start GIVEN ENTRIES

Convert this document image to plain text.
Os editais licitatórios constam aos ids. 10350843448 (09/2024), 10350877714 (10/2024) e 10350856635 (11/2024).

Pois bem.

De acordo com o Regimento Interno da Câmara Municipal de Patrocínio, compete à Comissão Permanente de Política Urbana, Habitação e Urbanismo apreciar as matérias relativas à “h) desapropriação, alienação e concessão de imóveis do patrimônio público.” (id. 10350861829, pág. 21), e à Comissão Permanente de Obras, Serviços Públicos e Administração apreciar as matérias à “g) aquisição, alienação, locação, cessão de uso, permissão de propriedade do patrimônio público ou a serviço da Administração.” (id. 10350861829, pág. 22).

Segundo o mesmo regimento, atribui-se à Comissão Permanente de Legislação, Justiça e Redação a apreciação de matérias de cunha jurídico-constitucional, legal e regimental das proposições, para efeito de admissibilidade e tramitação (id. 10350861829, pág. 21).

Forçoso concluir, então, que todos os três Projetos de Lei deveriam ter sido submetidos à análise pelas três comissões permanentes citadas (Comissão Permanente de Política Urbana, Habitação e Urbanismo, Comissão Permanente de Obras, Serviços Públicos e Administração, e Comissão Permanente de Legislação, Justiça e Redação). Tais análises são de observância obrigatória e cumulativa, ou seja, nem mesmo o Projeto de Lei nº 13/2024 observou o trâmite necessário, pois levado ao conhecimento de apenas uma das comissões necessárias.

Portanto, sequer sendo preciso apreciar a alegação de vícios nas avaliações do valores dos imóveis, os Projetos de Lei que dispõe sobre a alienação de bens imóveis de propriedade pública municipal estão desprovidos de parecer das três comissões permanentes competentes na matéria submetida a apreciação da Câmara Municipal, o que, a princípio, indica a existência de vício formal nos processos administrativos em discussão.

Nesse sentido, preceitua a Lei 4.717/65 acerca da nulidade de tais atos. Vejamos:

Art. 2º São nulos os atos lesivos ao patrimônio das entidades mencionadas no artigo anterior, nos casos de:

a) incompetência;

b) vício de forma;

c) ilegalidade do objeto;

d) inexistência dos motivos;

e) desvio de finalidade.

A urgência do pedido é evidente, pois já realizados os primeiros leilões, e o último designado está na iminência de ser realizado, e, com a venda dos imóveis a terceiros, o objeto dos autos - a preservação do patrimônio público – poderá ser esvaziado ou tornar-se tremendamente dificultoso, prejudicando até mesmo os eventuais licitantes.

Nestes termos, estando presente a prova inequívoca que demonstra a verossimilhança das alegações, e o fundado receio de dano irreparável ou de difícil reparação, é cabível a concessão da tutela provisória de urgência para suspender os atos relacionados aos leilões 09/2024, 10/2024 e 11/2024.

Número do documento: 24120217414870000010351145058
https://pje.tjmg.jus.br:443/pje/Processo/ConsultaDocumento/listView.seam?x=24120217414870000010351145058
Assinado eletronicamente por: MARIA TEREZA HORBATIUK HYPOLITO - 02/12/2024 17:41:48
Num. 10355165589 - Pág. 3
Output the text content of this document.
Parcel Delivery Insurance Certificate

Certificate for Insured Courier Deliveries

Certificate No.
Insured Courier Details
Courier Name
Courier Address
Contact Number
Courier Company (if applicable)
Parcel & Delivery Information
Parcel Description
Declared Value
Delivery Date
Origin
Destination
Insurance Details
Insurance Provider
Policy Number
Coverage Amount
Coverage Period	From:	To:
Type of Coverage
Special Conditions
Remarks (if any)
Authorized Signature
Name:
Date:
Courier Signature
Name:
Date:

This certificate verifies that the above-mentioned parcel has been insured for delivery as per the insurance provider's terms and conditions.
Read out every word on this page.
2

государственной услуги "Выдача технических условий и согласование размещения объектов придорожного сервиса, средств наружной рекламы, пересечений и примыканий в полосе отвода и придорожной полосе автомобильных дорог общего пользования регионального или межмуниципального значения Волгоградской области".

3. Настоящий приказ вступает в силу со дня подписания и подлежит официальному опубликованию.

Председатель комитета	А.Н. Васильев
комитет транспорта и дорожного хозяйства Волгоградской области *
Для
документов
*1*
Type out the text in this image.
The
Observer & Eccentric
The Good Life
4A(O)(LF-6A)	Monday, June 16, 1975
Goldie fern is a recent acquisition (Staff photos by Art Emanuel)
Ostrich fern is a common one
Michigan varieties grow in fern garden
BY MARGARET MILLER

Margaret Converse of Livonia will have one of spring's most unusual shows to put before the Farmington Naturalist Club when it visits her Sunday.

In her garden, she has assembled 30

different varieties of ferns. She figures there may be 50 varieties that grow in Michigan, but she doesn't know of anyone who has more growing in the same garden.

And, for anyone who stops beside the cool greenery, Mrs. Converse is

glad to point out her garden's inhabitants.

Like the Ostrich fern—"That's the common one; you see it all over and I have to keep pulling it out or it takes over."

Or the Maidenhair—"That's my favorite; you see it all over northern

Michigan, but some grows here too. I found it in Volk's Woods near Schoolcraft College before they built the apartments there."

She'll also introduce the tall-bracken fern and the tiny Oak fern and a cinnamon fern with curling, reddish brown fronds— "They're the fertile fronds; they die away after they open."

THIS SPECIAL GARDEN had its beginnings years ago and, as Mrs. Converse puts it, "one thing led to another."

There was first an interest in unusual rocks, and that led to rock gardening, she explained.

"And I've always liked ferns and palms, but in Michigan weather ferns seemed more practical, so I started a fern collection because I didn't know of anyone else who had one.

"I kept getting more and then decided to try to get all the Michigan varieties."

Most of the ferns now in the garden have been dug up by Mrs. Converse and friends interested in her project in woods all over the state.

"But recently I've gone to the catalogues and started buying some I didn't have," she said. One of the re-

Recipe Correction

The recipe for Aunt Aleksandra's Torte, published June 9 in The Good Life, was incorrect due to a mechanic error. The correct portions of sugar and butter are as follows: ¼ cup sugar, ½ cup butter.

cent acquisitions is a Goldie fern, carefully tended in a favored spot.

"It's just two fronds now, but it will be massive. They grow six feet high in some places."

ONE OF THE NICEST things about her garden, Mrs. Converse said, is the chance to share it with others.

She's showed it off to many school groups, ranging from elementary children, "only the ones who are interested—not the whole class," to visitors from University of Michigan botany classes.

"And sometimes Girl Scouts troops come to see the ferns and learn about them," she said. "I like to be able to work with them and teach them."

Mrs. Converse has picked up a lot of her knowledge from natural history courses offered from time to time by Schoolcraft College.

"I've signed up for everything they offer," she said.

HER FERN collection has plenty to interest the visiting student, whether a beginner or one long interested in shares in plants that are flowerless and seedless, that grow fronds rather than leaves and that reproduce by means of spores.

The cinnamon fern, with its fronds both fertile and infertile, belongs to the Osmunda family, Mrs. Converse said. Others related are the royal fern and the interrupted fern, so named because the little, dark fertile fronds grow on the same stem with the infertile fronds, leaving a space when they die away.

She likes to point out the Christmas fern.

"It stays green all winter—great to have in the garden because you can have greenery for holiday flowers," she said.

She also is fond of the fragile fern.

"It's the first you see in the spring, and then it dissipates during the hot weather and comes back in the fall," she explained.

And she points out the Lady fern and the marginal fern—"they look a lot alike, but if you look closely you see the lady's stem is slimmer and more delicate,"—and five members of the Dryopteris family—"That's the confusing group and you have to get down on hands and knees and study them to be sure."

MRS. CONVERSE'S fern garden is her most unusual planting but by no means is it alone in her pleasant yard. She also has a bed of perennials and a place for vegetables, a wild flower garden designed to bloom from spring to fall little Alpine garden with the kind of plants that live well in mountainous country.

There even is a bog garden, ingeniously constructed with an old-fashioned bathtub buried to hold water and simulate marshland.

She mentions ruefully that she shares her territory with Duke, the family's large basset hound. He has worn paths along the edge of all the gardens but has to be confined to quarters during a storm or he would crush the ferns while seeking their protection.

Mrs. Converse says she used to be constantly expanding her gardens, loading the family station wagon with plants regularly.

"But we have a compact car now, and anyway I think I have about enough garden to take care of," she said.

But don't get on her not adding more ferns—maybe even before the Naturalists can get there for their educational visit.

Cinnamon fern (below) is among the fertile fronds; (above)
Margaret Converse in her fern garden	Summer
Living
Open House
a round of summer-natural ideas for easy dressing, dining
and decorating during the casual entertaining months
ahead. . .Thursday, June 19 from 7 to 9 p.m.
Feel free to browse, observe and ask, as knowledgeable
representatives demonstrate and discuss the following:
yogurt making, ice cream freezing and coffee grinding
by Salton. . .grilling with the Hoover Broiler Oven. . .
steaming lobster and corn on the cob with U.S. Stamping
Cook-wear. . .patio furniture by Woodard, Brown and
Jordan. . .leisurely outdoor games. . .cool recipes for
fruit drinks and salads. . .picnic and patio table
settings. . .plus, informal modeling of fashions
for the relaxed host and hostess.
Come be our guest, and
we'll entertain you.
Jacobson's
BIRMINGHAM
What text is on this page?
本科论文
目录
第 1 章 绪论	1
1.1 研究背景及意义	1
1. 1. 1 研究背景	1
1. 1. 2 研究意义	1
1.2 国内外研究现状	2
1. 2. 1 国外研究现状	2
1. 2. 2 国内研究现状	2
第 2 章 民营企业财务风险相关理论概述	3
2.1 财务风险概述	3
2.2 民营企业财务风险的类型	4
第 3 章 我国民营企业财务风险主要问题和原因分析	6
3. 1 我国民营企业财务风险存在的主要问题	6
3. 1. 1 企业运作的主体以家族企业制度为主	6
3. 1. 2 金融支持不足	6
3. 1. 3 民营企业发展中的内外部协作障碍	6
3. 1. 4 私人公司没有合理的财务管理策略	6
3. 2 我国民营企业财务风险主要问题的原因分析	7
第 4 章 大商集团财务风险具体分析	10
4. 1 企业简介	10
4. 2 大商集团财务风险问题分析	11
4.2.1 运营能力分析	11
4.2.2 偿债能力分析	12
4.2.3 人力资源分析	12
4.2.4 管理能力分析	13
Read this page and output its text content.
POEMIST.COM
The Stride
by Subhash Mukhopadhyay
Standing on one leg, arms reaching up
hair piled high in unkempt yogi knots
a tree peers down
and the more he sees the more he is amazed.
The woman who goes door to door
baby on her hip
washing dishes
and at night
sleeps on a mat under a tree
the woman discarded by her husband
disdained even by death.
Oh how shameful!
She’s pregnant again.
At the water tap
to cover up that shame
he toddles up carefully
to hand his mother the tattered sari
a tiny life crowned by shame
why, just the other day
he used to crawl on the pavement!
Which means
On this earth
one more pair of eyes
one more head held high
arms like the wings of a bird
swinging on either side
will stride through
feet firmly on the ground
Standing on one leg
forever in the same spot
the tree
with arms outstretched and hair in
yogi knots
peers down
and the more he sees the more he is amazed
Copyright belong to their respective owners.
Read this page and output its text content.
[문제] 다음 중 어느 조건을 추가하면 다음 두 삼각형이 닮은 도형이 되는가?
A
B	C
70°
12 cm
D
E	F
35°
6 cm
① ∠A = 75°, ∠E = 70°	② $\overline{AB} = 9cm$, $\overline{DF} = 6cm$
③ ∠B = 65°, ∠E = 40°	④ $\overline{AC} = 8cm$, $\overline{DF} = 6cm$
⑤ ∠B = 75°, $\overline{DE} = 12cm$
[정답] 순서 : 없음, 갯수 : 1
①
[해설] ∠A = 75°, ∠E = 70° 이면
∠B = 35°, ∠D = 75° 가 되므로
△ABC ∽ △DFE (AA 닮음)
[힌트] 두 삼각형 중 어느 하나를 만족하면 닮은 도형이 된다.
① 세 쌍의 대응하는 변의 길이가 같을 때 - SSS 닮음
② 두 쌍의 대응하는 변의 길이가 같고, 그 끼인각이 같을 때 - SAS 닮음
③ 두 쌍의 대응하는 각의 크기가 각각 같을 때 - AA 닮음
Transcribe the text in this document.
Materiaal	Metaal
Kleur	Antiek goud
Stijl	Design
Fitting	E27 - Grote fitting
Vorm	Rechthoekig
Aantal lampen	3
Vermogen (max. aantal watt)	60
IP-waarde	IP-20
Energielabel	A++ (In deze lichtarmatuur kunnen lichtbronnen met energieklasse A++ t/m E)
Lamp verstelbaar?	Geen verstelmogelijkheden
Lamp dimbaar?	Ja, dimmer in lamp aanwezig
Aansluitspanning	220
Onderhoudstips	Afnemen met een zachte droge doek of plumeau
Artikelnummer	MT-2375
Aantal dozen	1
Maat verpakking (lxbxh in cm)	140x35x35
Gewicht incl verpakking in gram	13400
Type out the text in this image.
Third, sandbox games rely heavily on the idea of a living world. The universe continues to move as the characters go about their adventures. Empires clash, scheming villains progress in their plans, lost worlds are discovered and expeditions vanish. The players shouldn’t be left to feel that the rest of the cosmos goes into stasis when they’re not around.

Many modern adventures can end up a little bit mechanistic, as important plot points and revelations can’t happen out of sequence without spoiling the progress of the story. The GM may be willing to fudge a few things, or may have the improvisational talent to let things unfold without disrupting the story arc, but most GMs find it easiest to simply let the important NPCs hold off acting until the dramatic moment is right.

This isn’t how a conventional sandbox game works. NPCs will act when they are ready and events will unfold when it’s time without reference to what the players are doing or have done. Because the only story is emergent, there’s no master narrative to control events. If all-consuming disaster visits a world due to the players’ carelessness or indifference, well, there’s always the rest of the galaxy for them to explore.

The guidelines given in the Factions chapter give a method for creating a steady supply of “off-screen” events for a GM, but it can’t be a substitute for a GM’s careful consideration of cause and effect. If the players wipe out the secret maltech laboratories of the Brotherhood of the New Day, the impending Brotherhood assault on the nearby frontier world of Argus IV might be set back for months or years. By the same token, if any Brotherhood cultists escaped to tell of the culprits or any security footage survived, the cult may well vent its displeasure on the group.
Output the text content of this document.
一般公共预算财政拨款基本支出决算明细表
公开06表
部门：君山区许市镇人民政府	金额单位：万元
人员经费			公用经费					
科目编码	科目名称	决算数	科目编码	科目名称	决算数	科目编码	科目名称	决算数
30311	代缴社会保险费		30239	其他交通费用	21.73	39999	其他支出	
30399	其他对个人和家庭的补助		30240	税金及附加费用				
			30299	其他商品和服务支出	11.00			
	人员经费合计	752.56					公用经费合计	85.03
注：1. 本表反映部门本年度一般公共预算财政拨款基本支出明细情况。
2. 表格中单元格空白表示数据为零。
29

end GIVEN ENTRIES

● **GOAL**
List each line of the entries that holds the string "greenery".

● **SOLUTION FOR THIS EXERCISE**
And, for anyone who stops beside the cool greenery, Mrs. Converse is
"It stays green all winter—great to have in the garden because you can have greenery for holiday flowers," she said.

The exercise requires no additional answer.